» **SHORT TASK**: Copy out all lines where "this" appears.

(Extracted records)
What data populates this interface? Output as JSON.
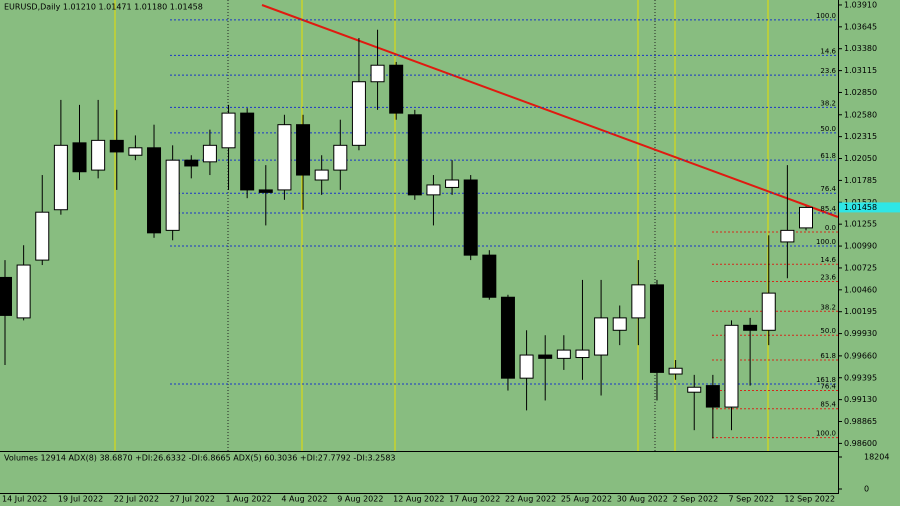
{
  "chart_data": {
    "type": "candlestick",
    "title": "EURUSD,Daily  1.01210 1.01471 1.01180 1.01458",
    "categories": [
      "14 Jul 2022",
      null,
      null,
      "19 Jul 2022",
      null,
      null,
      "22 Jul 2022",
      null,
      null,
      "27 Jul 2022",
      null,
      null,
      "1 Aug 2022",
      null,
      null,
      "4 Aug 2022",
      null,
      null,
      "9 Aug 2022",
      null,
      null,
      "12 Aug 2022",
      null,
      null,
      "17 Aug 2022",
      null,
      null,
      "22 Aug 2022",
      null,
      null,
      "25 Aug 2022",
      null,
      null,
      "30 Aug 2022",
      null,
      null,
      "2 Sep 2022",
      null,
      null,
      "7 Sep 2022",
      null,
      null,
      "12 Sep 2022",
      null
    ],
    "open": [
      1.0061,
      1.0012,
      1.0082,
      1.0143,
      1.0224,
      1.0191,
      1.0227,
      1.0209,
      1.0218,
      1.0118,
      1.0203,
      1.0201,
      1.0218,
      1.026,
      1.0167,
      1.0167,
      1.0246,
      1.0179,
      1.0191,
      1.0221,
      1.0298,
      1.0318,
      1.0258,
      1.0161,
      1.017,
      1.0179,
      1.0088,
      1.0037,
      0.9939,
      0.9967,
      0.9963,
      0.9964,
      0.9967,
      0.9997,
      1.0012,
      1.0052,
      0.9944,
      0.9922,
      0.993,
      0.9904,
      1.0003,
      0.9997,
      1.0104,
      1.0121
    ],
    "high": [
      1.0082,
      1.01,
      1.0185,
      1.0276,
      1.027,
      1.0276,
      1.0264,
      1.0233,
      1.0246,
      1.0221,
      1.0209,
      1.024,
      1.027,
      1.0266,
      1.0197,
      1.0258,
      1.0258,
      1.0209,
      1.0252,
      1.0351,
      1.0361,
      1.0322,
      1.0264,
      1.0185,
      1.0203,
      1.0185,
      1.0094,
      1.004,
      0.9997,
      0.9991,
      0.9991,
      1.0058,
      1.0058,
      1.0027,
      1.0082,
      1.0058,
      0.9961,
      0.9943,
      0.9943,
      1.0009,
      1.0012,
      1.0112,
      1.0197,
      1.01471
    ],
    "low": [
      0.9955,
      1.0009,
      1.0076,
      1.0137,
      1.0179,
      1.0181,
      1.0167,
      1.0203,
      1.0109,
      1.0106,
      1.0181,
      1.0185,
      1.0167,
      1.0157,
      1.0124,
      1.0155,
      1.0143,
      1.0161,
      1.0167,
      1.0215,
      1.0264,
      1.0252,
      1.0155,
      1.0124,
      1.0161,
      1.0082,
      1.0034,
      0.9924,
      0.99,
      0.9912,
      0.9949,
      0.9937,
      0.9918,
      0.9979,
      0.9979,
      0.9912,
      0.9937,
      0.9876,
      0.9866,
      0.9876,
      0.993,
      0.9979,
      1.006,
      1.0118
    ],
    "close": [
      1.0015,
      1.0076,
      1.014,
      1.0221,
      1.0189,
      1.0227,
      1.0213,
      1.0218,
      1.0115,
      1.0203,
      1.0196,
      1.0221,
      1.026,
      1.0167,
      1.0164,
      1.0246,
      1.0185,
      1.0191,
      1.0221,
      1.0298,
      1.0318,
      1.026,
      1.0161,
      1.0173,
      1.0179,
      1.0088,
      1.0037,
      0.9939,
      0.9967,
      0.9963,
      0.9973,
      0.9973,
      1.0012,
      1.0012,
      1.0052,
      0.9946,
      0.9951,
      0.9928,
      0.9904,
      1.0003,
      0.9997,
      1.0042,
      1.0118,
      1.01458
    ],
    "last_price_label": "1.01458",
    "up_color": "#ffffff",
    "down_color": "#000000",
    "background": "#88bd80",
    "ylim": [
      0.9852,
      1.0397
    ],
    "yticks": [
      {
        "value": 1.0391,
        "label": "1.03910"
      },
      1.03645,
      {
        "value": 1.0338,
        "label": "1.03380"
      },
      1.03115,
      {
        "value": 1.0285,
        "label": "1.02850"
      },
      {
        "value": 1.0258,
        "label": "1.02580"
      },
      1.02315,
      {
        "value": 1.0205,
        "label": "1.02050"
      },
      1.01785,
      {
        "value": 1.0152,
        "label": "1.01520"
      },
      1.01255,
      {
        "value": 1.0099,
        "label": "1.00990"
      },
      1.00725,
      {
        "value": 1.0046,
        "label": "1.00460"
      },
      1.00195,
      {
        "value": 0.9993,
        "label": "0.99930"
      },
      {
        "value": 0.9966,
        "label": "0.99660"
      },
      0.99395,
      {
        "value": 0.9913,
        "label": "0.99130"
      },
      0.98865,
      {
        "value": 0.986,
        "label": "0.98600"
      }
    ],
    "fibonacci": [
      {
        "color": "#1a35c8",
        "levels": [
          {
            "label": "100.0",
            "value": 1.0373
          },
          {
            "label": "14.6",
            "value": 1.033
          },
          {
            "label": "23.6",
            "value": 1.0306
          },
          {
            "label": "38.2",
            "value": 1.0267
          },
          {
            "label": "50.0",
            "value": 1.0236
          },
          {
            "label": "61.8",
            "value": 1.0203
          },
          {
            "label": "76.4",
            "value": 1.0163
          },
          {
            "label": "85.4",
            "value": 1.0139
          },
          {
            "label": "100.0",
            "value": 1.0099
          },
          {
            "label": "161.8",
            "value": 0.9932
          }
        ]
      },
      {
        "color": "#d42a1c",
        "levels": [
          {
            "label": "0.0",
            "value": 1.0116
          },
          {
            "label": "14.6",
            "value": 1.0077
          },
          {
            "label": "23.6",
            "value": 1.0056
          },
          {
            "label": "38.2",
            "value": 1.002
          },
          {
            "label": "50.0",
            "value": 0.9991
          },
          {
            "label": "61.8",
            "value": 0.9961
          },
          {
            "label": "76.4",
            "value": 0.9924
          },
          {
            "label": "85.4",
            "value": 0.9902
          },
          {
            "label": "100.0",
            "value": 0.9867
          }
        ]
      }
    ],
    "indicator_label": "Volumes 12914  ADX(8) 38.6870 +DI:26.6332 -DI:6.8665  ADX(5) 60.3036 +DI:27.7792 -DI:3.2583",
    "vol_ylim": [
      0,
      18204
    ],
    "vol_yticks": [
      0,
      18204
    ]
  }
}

---

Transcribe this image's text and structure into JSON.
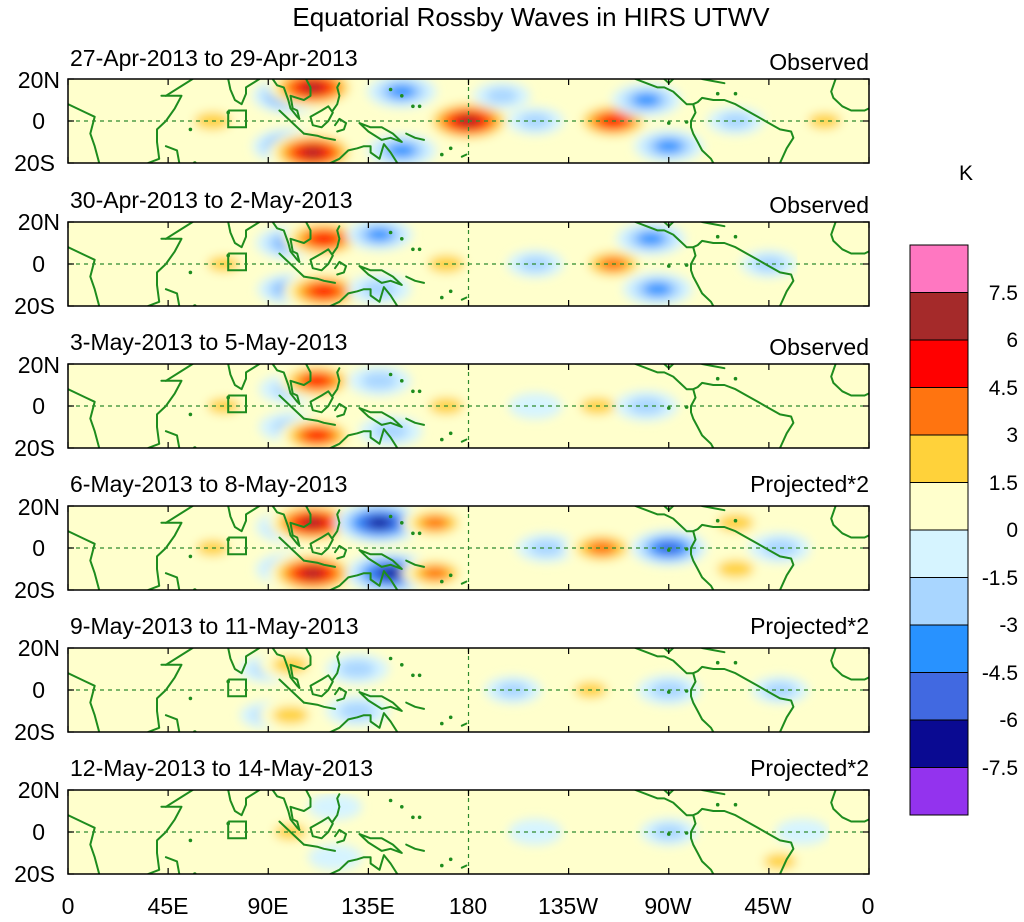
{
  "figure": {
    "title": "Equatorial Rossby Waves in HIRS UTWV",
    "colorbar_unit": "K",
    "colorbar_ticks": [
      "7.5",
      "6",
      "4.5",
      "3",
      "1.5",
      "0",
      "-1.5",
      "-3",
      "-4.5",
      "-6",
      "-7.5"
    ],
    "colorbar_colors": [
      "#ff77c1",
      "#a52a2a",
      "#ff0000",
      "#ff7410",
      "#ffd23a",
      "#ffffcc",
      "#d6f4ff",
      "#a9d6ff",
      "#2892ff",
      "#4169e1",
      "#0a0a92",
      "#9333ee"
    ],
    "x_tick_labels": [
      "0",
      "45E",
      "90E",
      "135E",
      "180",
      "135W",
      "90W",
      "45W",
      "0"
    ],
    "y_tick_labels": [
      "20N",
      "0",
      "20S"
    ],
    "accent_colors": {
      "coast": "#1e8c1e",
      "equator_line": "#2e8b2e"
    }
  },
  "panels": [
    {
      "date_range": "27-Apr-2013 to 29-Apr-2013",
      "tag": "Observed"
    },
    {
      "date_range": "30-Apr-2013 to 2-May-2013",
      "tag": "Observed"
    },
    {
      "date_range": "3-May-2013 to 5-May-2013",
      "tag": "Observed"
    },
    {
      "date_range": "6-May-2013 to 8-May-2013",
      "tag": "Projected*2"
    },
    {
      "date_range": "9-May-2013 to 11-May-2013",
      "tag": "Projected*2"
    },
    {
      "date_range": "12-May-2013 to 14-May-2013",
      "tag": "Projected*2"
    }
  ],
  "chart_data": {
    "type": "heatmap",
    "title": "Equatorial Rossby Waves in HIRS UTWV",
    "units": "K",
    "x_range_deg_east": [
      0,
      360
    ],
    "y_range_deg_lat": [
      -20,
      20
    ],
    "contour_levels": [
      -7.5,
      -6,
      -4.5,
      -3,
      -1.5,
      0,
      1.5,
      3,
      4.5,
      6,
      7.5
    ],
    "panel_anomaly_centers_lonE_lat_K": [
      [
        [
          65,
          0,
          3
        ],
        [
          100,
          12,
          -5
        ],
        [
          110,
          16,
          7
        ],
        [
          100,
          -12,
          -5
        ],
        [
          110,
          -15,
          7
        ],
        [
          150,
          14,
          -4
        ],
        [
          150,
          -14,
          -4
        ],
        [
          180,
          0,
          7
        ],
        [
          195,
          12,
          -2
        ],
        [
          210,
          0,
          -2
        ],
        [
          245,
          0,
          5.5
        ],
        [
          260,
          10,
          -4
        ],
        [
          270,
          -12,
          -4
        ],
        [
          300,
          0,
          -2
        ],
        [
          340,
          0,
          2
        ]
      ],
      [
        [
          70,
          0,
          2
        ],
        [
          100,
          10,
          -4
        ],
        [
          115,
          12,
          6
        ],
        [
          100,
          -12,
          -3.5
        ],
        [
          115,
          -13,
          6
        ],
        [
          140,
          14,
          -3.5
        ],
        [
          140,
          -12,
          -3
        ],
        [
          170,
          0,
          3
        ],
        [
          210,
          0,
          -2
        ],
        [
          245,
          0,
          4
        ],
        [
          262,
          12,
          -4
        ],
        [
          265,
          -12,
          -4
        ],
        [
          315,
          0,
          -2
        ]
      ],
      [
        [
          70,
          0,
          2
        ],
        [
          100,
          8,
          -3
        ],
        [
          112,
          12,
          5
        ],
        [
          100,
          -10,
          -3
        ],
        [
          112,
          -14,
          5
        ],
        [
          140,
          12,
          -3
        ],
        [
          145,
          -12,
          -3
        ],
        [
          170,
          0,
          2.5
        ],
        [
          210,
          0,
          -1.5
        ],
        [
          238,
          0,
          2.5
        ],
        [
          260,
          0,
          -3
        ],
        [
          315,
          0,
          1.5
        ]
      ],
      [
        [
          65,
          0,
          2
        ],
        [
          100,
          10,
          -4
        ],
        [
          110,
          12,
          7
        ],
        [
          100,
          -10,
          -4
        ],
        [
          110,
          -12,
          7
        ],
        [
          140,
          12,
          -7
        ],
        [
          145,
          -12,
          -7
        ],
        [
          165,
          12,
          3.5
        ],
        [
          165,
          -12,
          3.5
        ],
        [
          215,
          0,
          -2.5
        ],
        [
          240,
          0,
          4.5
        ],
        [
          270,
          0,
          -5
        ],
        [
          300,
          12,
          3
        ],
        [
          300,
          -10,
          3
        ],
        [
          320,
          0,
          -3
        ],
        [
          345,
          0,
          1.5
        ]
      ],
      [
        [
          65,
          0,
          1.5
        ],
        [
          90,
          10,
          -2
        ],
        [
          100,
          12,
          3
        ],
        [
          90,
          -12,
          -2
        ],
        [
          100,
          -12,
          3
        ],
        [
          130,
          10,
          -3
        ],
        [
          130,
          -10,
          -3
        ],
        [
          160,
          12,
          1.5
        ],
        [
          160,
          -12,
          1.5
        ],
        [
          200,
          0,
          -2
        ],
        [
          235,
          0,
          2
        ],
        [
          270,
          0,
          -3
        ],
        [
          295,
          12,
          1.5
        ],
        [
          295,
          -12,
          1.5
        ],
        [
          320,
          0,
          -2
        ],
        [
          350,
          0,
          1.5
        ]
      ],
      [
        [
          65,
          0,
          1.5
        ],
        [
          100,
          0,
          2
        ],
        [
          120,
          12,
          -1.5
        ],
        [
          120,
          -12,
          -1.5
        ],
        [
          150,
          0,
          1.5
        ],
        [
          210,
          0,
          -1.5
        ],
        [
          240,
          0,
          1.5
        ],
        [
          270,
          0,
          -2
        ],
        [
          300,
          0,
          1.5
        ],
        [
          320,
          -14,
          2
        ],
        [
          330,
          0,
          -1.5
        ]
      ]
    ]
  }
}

» **EXPECTED ANSWER**:
What data populates this interface? Output as JSON.
Transcribe this image's text and structure into JSON.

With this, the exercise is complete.